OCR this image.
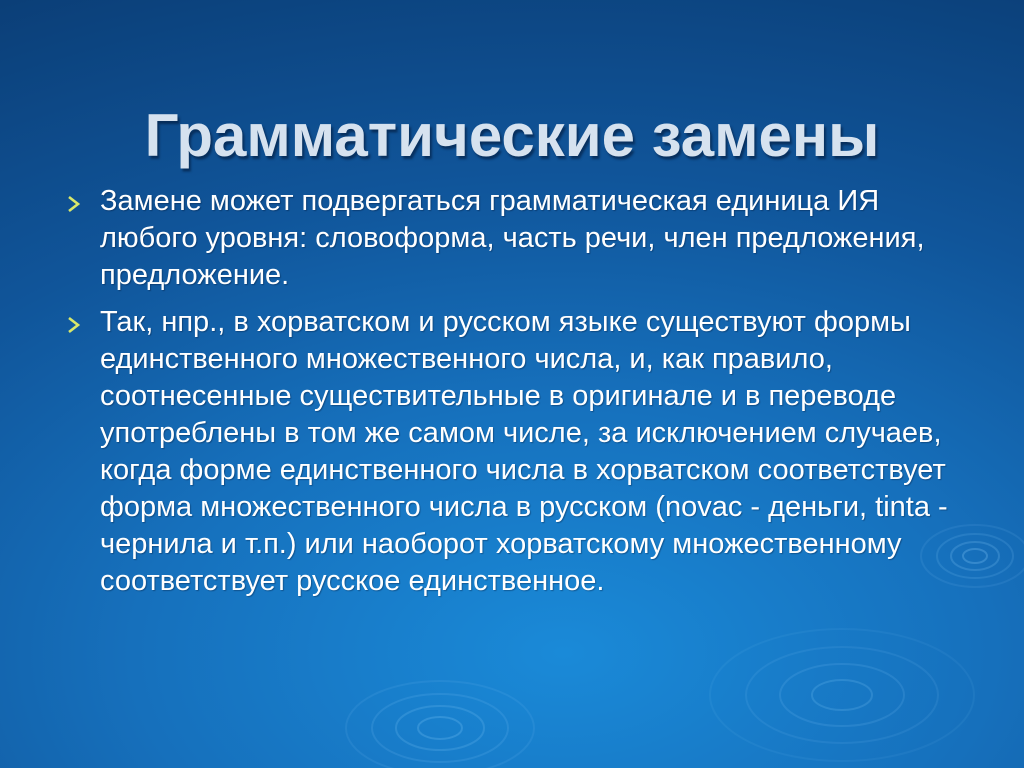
Грамматические замены
Замене может подвергаться грамматическая единица ИЯ любого уровня: словоформа, часть речи, член предложения, предложение.
Так, нпр., в хорватском и русском языке существуют формы единственного множественного числа, и, как правило, соотнесенные существительные в оригинале и в переводе употреблены в том же самом числе, за исключением случаев, когда форме единственного числа в хорватском соответствует форма множественного числа в русском (novac - деньги, tinta - чернила и т.п.) или наоборот хорватскому множественному соответствует русское единственное.
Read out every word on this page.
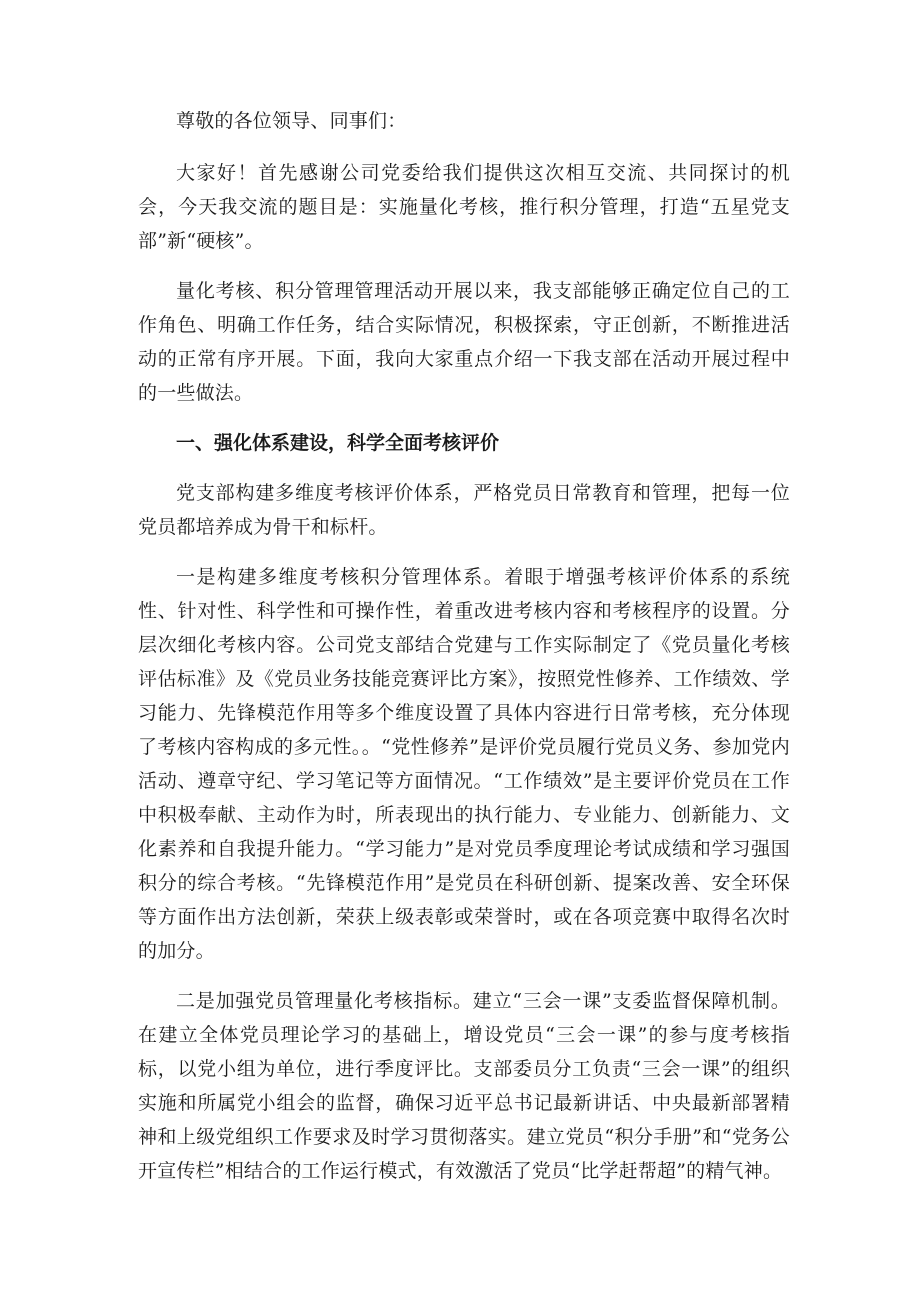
尊敬的各位领导、同事们：

大家好！首先感谢公司党委给我们提供这次相互交流、共同探讨的机会，今天我交流的题目是：实施量化考核，推行积分管理，打造“五星党支部”新“硬核”。

量化考核、积分管理管理活动开展以来，我支部能够正确定位自己的工作角色、明确工作任务，结合实际情况，积极探索，守正创新，不断推进活动的正常有序开展。下面，我向大家重点介绍一下我支部在活动开展过程中的一些做法。

一、强化体系建设，科学全面考核评价

党支部构建多维度考核评价体系，严格党员日常教育和管理，把每一位党员都培养成为骨干和标杆。

一是构建多维度考核积分管理体系。着眼于增强考核评价体系的系统性、针对性、科学性和可操作性，着重改进考核内容和考核程序的设置。分层次细化考核内容。公司党支部结合党建与工作实际制定了《党员量化考核评估标准》及《党员业务技能竞赛评比方案》，按照党性修养、工作绩效、学习能力、先锋模范作用等多个维度设置了具体内容进行日常考核，充分体现了考核内容构成的多元性。。“党性修养”是评价党员履行党员义务、参加党内活动、遵章守纪、学习笔记等方面情况。“工作绩效”是主要评价党员在工作中积极奉献、主动作为时，所表现出的执行能力、专业能力、创新能力、文化素养和自我提升能力。“学习能力”是对党员季度理论考试成绩和学习强国积分的综合考核。“先锋模范作用”是党员在科研创新、提案改善、安全环保等方面作出方法创新，荣获上级表彰或荣誉时，或在各项竞赛中取得名次时的加分。

二是加强党员管理量化考核指标。建立“三会一课”支委监督保障机制。在建立全体党员理论学习的基础上，增设党员“三会一课”的参与度考核指标，以党小组为单位，进行季度评比。支部委员分工负责“三会一课”的组织实施和所属党小组会的监督，确保习近平总书记最新讲话、中央最新部署精神和上级党组织工作要求及时学习贯彻落实。建立党员“积分手册”和“党务公开宣传栏”相结合的工作运行模式，有效激活了党员“比学赶帮超”的精气神。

§ EXERCISE GOAL: Copy out all the records exactly, excluding pictures.

§ THE OUTPUT:
OCR this image.
Грамматические замены
Замене может подвергаться грамматическая единица ИЯ любого уровня: словоформа, часть речи, член предложения, предложение.
Так, нпр., в хорватском и русском языке существуют формы единственного множественного числа, и, как правило, соотнесенные существительные в оригинале и в переводе употреблены в том же самом числе, за исключением случаев, когда форме единственного числа в хорватском соответствует форма множественного числа в русском (novac - деньги, tinta - чернила и т.п.) или наоборот хорватскому множественному соответствует русское единственное.
Read out every word on this page.
尊敬的各位领导、同事们：

大家好！首先感谢公司党委给我们提供这次相互交流、共同探讨的机会，今天我交流的题目是：实施量化考核，推行积分管理，打造“五星党支部”新“硬核”。

量化考核、积分管理管理活动开展以来，我支部能够正确定位自己的工作角色、明确工作任务，结合实际情况，积极探索，守正创新，不断推进活动的正常有序开展。下面，我向大家重点介绍一下我支部在活动开展过程中的一些做法。

一、强化体系建设，科学全面考核评价

党支部构建多维度考核评价体系，严格党员日常教育和管理，把每一位党员都培养成为骨干和标杆。

一是构建多维度考核积分管理体系。着眼于增强考核评价体系的系统性、针对性、科学性和可操作性，着重改进考核内容和考核程序的设置。分层次细化考核内容。公司党支部结合党建与工作实际制定了《党员量化考核评估标准》及《党员业务技能竞赛评比方案》，按照党性修养、工作绩效、学习能力、先锋模范作用等多个维度设置了具体内容进行日常考核，充分体现了考核内容构成的多元性。。“党性修养”是评价党员履行党员义务、参加党内活动、遵章守纪、学习笔记等方面情况。“工作绩效”是主要评价党员在工作中积极奉献、主动作为时，所表现出的执行能力、专业能力、创新能力、文化素养和自我提升能力。“学习能力”是对党员季度理论考试成绩和学习强国积分的综合考核。“先锋模范作用”是党员在科研创新、提案改善、安全环保等方面作出方法创新，荣获上级表彰或荣誉时，或在各项竞赛中取得名次时的加分。

二是加强党员管理量化考核指标。建立“三会一课”支委监督保障机制。在建立全体党员理论学习的基础上，增设党员“三会一课”的参与度考核指标，以党小组为单位，进行季度评比。支部委员分工负责“三会一课”的组织实施和所属党小组会的监督，确保习近平总书记最新讲话、中央最新部署精神和上级党组织工作要求及时学习贯彻落实。建立党员“积分手册”和“党务公开宣传栏”相结合的工作运行模式，有效激活了党员“比学赶帮超”的精气神。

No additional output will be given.